=== Exercise ===
Quote every line below exactly as it reads.

=== Stored records ===
>>>
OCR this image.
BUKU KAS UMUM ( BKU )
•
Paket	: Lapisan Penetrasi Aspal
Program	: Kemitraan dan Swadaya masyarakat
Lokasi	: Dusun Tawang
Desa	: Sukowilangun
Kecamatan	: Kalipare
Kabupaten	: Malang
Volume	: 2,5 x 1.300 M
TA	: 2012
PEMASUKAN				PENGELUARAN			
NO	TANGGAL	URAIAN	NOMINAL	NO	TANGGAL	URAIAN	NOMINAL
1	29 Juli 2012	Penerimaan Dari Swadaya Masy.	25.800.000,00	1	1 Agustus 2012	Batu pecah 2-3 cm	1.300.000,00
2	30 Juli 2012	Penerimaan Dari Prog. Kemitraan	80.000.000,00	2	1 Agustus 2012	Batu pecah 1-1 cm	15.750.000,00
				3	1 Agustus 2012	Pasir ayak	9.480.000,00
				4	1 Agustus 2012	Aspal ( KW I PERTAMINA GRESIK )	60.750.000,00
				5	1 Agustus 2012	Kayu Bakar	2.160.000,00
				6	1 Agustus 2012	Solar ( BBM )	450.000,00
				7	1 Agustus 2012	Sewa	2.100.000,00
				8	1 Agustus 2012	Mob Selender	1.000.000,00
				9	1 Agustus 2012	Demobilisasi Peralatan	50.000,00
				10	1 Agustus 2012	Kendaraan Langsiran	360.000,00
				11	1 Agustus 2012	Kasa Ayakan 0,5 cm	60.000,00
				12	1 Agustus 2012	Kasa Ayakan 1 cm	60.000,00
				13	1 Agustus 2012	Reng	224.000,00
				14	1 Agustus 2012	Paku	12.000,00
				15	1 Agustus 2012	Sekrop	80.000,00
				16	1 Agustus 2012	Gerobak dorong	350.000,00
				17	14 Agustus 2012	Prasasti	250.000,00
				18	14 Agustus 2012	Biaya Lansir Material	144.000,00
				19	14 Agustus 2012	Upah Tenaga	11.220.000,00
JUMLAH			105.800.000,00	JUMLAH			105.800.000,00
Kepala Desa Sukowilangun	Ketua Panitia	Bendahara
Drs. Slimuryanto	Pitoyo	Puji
<<<
=== Task output ===
OCR this image.
BUKU KAS UMUM ( BKU )
•
Paket	: Lapisan Penetrasi Aspal
Program	: Kemitraan dan Swadaya masyarakat
Lokasi	: Dusun Tawang
Desa	: Sukowilangun
Kecamatan	: Kalipare
Kabupaten	: Malang
Volume	: 2,5 x 1.300 M
TA	: 2012
PEMASUKAN				PENGELUARAN			
NO	TANGGAL	URAIAN	NOMINAL	NO	TANGGAL	URAIAN	NOMINAL
1	29 Juli 2012	Penerimaan Dari Swadaya Masy.	25.800.000,00	1	1 Agustus 2012	Batu pecah 2-3 cm	1.300.000,00
2	30 Juli 2012	Penerimaan Dari Prog. Kemitraan	80.000.000,00	2	1 Agustus 2012	Batu pecah 1-1 cm	15.750.000,00
				3	1 Agustus 2012	Pasir ayak	9.480.000,00
				4	1 Agustus 2012	Aspal ( KW I PERTAMINA GRESIK )	60.750.000,00
				5	1 Agustus 2012	Kayu Bakar	2.160.000,00
				6	1 Agustus 2012	Solar ( BBM )	450.000,00
				7	1 Agustus 2012	Sewa	2.100.000,00
				8	1 Agustus 2012	Mob Selender	1.000.000,00
				9	1 Agustus 2012	Demobilisasi Peralatan	50.000,00
				10	1 Agustus 2012	Kendaraan Langsiran	360.000,00
				11	1 Agustus 2012	Kasa Ayakan 0,5 cm	60.000,00
				12	1 Agustus 2012	Kasa Ayakan 1 cm	60.000,00
				13	1 Agustus 2012	Reng	224.000,00
				14	1 Agustus 2012	Paku	12.000,00
				15	1 Agustus 2012	Sekrop	80.000,00
				16	1 Agustus 2012	Gerobak dorong	350.000,00
				17	14 Agustus 2012	Prasasti	250.000,00
				18	14 Agustus 2012	Biaya Lansir Material	144.000,00
				19	14 Agustus 2012	Upah Tenaga	11.220.000,00
JUMLAH			105.800.000,00	JUMLAH			105.800.000,00
Kepala Desa Sukowilangun	Ketua Panitia	Bendahara
Drs. Slimuryanto	Pitoyo	Puji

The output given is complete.